>> BEGIN

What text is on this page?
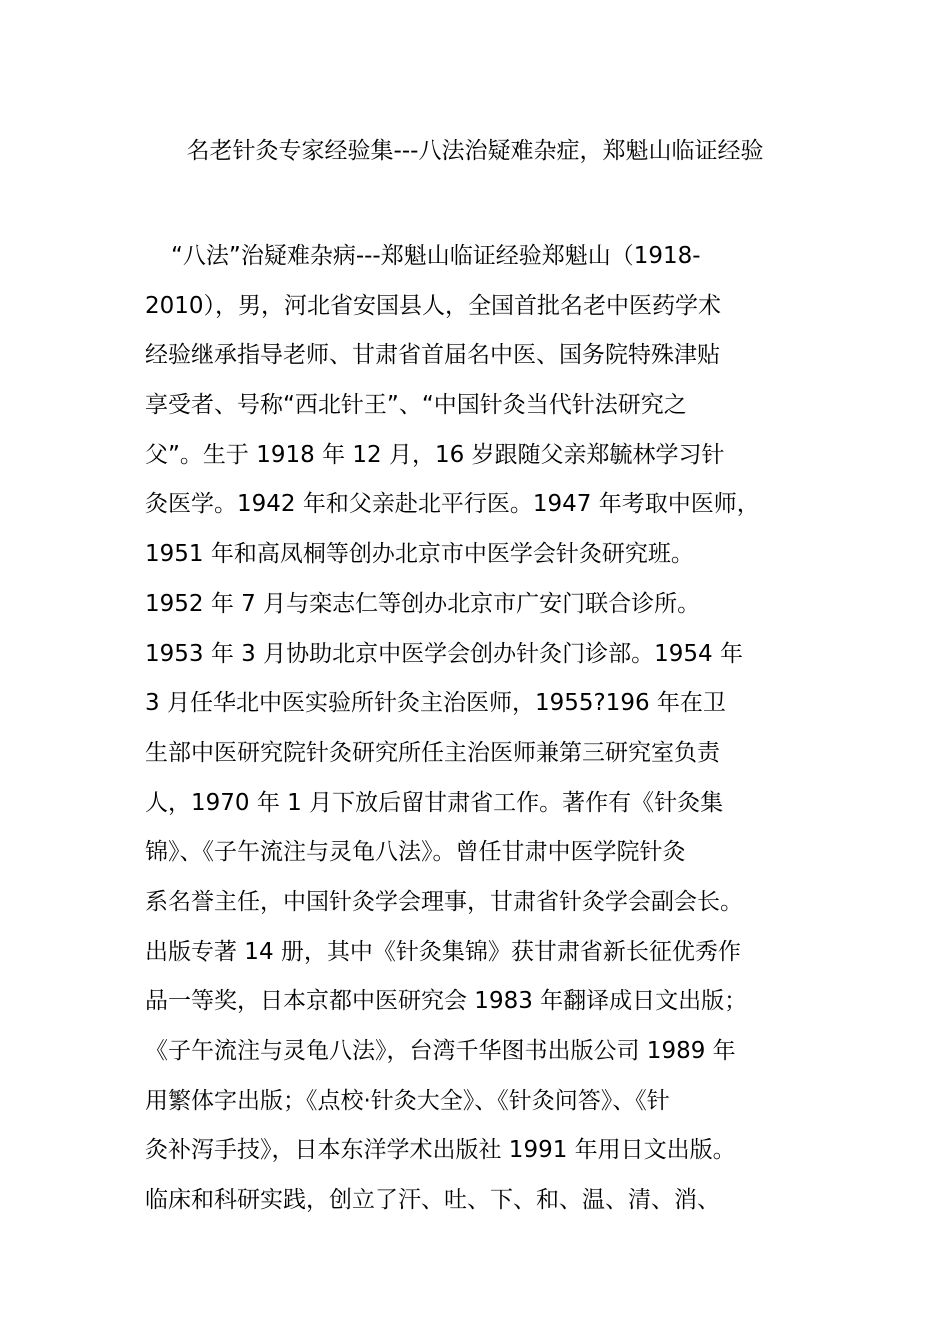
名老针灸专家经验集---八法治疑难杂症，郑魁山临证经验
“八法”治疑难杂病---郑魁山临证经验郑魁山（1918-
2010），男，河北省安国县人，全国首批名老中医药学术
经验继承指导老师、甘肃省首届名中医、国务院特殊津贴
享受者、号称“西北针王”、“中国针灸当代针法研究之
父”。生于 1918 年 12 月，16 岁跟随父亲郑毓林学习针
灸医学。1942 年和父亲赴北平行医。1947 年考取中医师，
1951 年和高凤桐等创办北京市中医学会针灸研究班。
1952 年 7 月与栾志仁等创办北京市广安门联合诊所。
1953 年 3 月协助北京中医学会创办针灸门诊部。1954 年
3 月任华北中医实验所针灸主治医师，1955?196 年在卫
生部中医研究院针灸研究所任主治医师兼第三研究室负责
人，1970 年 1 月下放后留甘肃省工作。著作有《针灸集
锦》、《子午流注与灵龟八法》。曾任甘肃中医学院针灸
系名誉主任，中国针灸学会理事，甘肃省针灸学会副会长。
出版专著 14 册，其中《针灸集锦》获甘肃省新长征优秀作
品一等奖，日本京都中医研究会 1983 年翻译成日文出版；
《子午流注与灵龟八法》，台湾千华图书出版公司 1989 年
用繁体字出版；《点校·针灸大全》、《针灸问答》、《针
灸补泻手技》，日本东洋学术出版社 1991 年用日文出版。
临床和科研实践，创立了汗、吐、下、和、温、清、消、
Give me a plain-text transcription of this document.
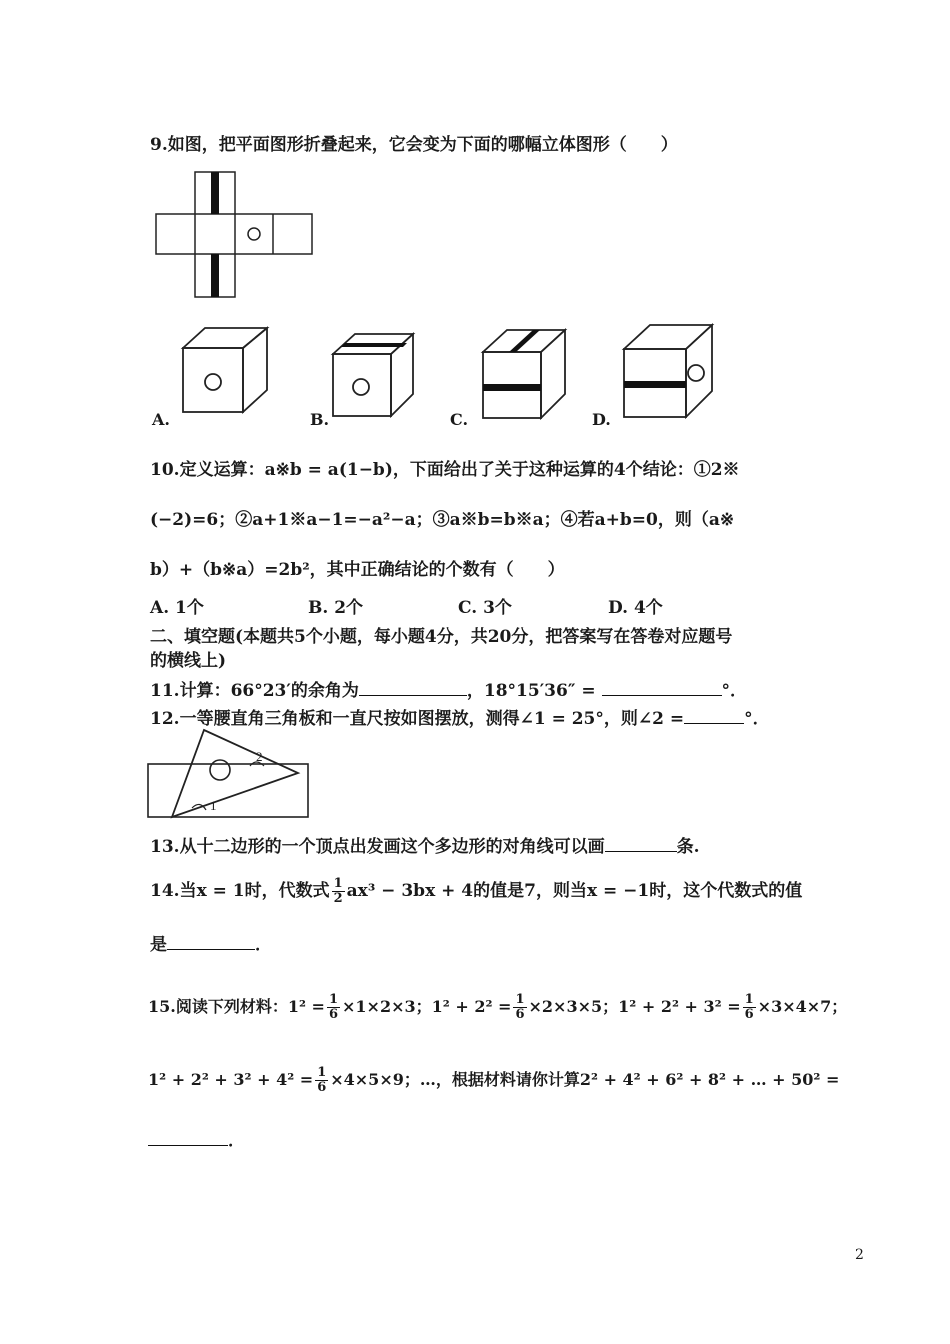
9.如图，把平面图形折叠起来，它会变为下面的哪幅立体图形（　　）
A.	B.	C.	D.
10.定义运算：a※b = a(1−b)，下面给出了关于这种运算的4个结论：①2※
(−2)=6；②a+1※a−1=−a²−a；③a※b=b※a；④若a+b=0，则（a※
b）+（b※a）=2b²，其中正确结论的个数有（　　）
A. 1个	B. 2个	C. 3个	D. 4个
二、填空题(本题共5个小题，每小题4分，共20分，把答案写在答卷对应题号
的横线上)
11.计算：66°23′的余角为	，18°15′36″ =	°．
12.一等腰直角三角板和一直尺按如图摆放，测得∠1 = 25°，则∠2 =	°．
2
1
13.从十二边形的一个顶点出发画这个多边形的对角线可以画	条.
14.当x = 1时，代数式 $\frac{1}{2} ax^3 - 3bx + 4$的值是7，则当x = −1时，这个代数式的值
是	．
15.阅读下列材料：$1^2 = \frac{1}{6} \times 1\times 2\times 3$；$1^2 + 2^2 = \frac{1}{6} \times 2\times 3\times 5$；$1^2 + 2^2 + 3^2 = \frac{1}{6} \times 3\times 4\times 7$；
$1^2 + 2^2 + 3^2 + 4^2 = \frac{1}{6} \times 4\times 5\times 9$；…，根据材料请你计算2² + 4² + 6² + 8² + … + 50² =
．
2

>> END

# Exercise directions
All records should be output exactly, with the pictures left out.

# Expected answer
What text is on this page?
名老针灸专家经验集---八法治疑难杂症，郑魁山临证经验
“八法”治疑难杂病---郑魁山临证经验郑魁山（1918-
2010），男，河北省安国县人，全国首批名老中医药学术
经验继承指导老师、甘肃省首届名中医、国务院特殊津贴
享受者、号称“西北针王”、“中国针灸当代针法研究之
父”。生于 1918 年 12 月，16 岁跟随父亲郑毓林学习针
灸医学。1942 年和父亲赴北平行医。1947 年考取中医师，
1951 年和高凤桐等创办北京市中医学会针灸研究班。
1952 年 7 月与栾志仁等创办北京市广安门联合诊所。
1953 年 3 月协助北京中医学会创办针灸门诊部。1954 年
3 月任华北中医实验所针灸主治医师，1955?196 年在卫
生部中医研究院针灸研究所任主治医师兼第三研究室负责
人，1970 年 1 月下放后留甘肃省工作。著作有《针灸集
锦》、《子午流注与灵龟八法》。曾任甘肃中医学院针灸
系名誉主任，中国针灸学会理事，甘肃省针灸学会副会长。
出版专著 14 册，其中《针灸集锦》获甘肃省新长征优秀作
品一等奖，日本京都中医研究会 1983 年翻译成日文出版；
《子午流注与灵龟八法》，台湾千华图书出版公司 1989 年
用繁体字出版；《点校·针灸大全》、《针灸问答》、《针
灸补泻手技》，日本东洋学术出版社 1991 年用日文出版。
临床和科研实践，创立了汗、吐、下、和、温、清、消、
Give me a plain-text transcription of this document.
9.如图，把平面图形折叠起来，它会变为下面的哪幅立体图形（　　）
A.	B.	C.	D.
10.定义运算：a※b = a(1−b)，下面给出了关于这种运算的4个结论：①2※
(−2)=6；②a+1※a−1=−a²−a；③a※b=b※a；④若a+b=0，则（a※
b）+（b※a）=2b²，其中正确结论的个数有（　　）
A. 1个	B. 2个	C. 3个	D. 4个
二、填空题(本题共5个小题，每小题4分，共20分，把答案写在答卷对应题号
的横线上)
11.计算：66°23′的余角为	，18°15′36″ =	°．
12.一等腰直角三角板和一直尺按如图摆放，测得∠1 = 25°，则∠2 =	°．
2
1
13.从十二边形的一个顶点出发画这个多边形的对角线可以画	条.
14.当x = 1时，代数式 $\frac{1}{2} ax^3 - 3bx + 4$的值是7，则当x = −1时，这个代数式的值
是	．
15.阅读下列材料：$1^2 = \frac{1}{6} \times 1\times 2\times 3$；$1^2 + 2^2 = \frac{1}{6} \times 2\times 3\times 5$；$1^2 + 2^2 + 3^2 = \frac{1}{6} \times 3\times 4\times 7$；
$1^2 + 2^2 + 3^2 + 4^2 = \frac{1}{6} \times 4\times 5\times 9$；…，根据材料请你计算2² + 4² + 6² + 8² + … + 50² =
．
2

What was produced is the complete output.